[Figure record listings]
^^^^^^^^^^^^^^^^

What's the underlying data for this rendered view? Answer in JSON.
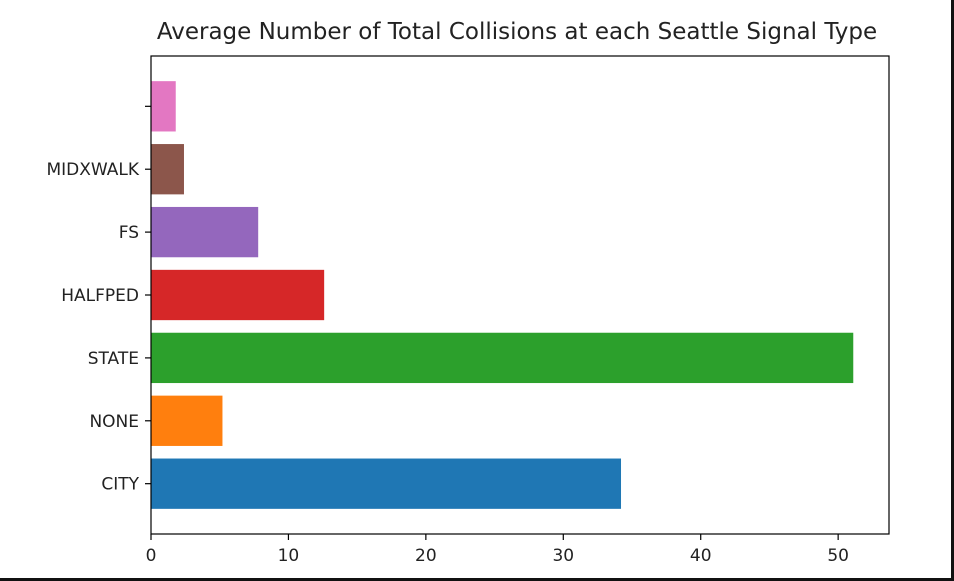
{
  "chart_data": {
    "type": "bar",
    "orientation": "horizontal",
    "title": "Average Number of Total Collisions at each Seattle Signal Type",
    "xlabel": "",
    "ylabel": "",
    "categories": [
      "CITY",
      "NONE",
      "STATE",
      "HALFPED",
      "FS",
      "MIDXWALK",
      ""
    ],
    "values": [
      34.2,
      5.2,
      51.1,
      12.6,
      7.8,
      2.4,
      1.8
    ],
    "colors": [
      "#1f77b4",
      "#ff7f0e",
      "#2ca02c",
      "#d62728",
      "#9467bd",
      "#8c564b",
      "#e377c2"
    ],
    "xlim": [
      0,
      53.7
    ],
    "x_ticks": [
      0,
      10,
      20,
      30,
      40,
      50
    ],
    "grid": false,
    "legend": "none"
  }
}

^^^^^^^^^^^^^^^^

*DIRECTIONS:*
Write out the data precisely as given, excluding the pictures.

*WRITTEN RESPONSE:*
What's the underlying data for this rendered view? Answer in JSON.
{
  "chart_data": {
    "type": "bar",
    "orientation": "horizontal",
    "title": "Average Number of Total Collisions at each Seattle Signal Type",
    "xlabel": "",
    "ylabel": "",
    "categories": [
      "CITY",
      "NONE",
      "STATE",
      "HALFPED",
      "FS",
      "MIDXWALK",
      ""
    ],
    "values": [
      34.2,
      5.2,
      51.1,
      12.6,
      7.8,
      2.4,
      1.8
    ],
    "colors": [
      "#1f77b4",
      "#ff7f0e",
      "#2ca02c",
      "#d62728",
      "#9467bd",
      "#8c564b",
      "#e377c2"
    ],
    "xlim": [
      0,
      53.7
    ],
    "x_ticks": [
      0,
      10,
      20,
      30,
      40,
      50
    ],
    "grid": false,
    "legend": "none"
  }
}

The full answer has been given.